* _Task directions_:
Leave out the pictures; transcribe all else exactly.

Data tied to figure images:
▶

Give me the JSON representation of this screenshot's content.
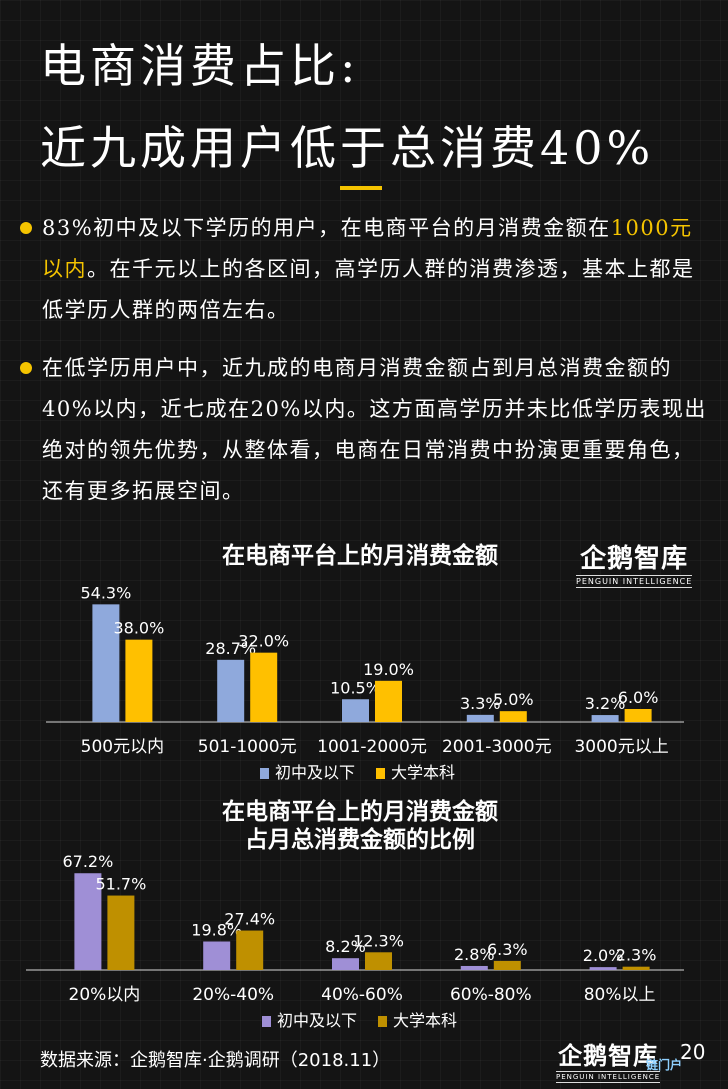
{
  "title_line1": "电商消费占比:",
  "title_line2": "近九成用户低于总消费40%",
  "bullet1": {
    "part1": "83%初中及以下学历的用户，在电商平台的月消费金额在",
    "highlight": "1000元以内",
    "part2": "。在千元以上的各区间，高学历人群的消费渗透，基本上都是低学历人群的两倍左右。"
  },
  "bullet2": "在低学历用户中，近九成的电商月消费金额占到月总消费金额的40%以内，近七成在20%以内。这方面高学历并未比低学历表现出绝对的领先优势，从整体看，电商在日常消费中扮演更重要角色，还有更多拓展空间。",
  "logo": {
    "main": "企鹅智库",
    "sub": "PENGUIN INTELLIGENCE"
  },
  "source": "数据来源：企鹅智库·企鹅调研（2018.11）",
  "page_number": "20",
  "watermark": "链门户",
  "colors": {
    "accent": "#f5c400",
    "chart1_series1": "#8fa9dc",
    "chart1_series2": "#ffc000",
    "chart2_series1": "#9f8fd6",
    "chart2_series2": "#bf9000"
  },
  "chart_data": [
    {
      "type": "bar",
      "title": "在电商平台上的月消费金额",
      "categories": [
        "500元以内",
        "501-1000元",
        "1001-2000元",
        "2001-3000元",
        "3000元以上"
      ],
      "series": [
        {
          "name": "初中及以下",
          "values": [
            54.3,
            28.7,
            10.5,
            3.3,
            3.2
          ],
          "labels": [
            "54.3%",
            "28.7%",
            "10.5%",
            "3.3%",
            "3.2%"
          ]
        },
        {
          "name": "大学本科",
          "values": [
            38.0,
            32.0,
            19.0,
            5.0,
            6.0
          ],
          "labels": [
            "38.0%",
            "32.0%",
            "19.0%",
            "5.0%",
            "6.0%"
          ]
        }
      ],
      "ylim": [
        0,
        60
      ],
      "legend": "bottom",
      "grid": false
    },
    {
      "type": "bar",
      "title": "在电商平台上的月消费金额占月总消费金额的比例",
      "title_lines": [
        "在电商平台上的月消费金额",
        "占月总消费金额的比例"
      ],
      "categories": [
        "20%以内",
        "20%-40%",
        "40%-60%",
        "60%-80%",
        "80%以上"
      ],
      "series": [
        {
          "name": "初中及以下",
          "values": [
            67.2,
            19.8,
            8.2,
            2.8,
            2.0
          ],
          "labels": [
            "67.2%",
            "19.8%",
            "8.2%",
            "2.8%",
            "2.0%"
          ]
        },
        {
          "name": "大学本科",
          "values": [
            51.7,
            27.4,
            12.3,
            6.3,
            2.3
          ],
          "labels": [
            "51.7%",
            "27.4%",
            "12.3%",
            "6.3%",
            "2.3%"
          ]
        }
      ],
      "ylim": [
        0,
        75
      ],
      "legend": "bottom",
      "grid": false
    }
  ]
}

◀

* _Correct answer_:
Give me the JSON representation of this screenshot's content.
{
  "title_line1": "电商消费占比:",
  "title_line2": "近九成用户低于总消费40%",
  "bullet1": {
    "part1": "83%初中及以下学历的用户，在电商平台的月消费金额在",
    "highlight": "1000元以内",
    "part2": "。在千元以上的各区间，高学历人群的消费渗透，基本上都是低学历人群的两倍左右。"
  },
  "bullet2": "在低学历用户中，近九成的电商月消费金额占到月总消费金额的40%以内，近七成在20%以内。这方面高学历并未比低学历表现出绝对的领先优势，从整体看，电商在日常消费中扮演更重要角色，还有更多拓展空间。",
  "logo": {
    "main": "企鹅智库",
    "sub": "PENGUIN INTELLIGENCE"
  },
  "source": "数据来源：企鹅智库·企鹅调研（2018.11）",
  "page_number": "20",
  "watermark": "链门户",
  "colors": {
    "accent": "#f5c400",
    "chart1_series1": "#8fa9dc",
    "chart1_series2": "#ffc000",
    "chart2_series1": "#9f8fd6",
    "chart2_series2": "#bf9000"
  },
  "chart_data": [
    {
      "type": "bar",
      "title": "在电商平台上的月消费金额",
      "categories": [
        "500元以内",
        "501-1000元",
        "1001-2000元",
        "2001-3000元",
        "3000元以上"
      ],
      "series": [
        {
          "name": "初中及以下",
          "values": [
            54.3,
            28.7,
            10.5,
            3.3,
            3.2
          ],
          "labels": [
            "54.3%",
            "28.7%",
            "10.5%",
            "3.3%",
            "3.2%"
          ]
        },
        {
          "name": "大学本科",
          "values": [
            38.0,
            32.0,
            19.0,
            5.0,
            6.0
          ],
          "labels": [
            "38.0%",
            "32.0%",
            "19.0%",
            "5.0%",
            "6.0%"
          ]
        }
      ],
      "ylim": [
        0,
        60
      ],
      "legend": "bottom",
      "grid": false
    },
    {
      "type": "bar",
      "title": "在电商平台上的月消费金额占月总消费金额的比例",
      "title_lines": [
        "在电商平台上的月消费金额",
        "占月总消费金额的比例"
      ],
      "categories": [
        "20%以内",
        "20%-40%",
        "40%-60%",
        "60%-80%",
        "80%以上"
      ],
      "series": [
        {
          "name": "初中及以下",
          "values": [
            67.2,
            19.8,
            8.2,
            2.8,
            2.0
          ],
          "labels": [
            "67.2%",
            "19.8%",
            "8.2%",
            "2.8%",
            "2.0%"
          ]
        },
        {
          "name": "大学本科",
          "values": [
            51.7,
            27.4,
            12.3,
            6.3,
            2.3
          ],
          "labels": [
            "51.7%",
            "27.4%",
            "12.3%",
            "6.3%",
            "2.3%"
          ]
        }
      ],
      "ylim": [
        0,
        75
      ],
      "legend": "bottom",
      "grid": false
    }
  ]
}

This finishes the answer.